Return the lines where the word "older" occurs.

[Records contained in a dataset]

::::::::::

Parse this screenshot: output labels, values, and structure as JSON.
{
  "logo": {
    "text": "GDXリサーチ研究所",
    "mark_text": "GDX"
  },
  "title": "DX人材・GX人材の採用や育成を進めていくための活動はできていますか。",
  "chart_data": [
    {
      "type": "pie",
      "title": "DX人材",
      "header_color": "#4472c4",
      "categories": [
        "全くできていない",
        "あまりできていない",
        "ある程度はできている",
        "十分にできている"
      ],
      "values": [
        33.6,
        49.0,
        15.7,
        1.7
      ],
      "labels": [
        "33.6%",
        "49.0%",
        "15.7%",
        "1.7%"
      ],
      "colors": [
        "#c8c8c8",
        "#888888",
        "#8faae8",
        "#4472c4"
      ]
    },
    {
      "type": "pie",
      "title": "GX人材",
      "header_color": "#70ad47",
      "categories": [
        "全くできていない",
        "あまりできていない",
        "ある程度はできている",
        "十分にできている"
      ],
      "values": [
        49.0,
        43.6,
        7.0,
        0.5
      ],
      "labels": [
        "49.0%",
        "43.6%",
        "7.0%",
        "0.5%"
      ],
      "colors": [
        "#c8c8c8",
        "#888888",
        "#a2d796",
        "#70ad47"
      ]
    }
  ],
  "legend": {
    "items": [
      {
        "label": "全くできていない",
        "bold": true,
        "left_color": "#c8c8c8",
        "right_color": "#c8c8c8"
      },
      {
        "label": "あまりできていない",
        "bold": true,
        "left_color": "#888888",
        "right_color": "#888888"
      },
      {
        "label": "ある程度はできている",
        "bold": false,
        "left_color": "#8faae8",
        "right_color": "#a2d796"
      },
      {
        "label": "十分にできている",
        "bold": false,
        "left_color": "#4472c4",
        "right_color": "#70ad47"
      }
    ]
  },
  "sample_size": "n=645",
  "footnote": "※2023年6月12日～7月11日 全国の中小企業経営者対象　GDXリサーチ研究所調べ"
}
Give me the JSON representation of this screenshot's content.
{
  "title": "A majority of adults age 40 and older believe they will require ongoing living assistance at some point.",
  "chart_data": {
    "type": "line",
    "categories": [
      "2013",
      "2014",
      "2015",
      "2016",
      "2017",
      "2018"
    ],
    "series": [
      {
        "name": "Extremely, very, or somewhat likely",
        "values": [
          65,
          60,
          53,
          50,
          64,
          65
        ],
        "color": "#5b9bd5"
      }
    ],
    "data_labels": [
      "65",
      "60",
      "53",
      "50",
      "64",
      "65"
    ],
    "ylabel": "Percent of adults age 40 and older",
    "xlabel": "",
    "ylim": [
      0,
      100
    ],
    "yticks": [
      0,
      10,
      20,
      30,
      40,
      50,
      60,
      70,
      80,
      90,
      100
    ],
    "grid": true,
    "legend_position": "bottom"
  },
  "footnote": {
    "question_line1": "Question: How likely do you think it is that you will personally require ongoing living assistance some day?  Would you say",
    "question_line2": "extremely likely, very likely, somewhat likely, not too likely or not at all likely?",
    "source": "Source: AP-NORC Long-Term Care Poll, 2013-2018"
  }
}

::::::::::

**Problem solution:**
  "title": "A majority of adults age 40 and older believe they will require ongoing living assistance at some point.",
    "ylabel": "Percent of adults age 40 and older",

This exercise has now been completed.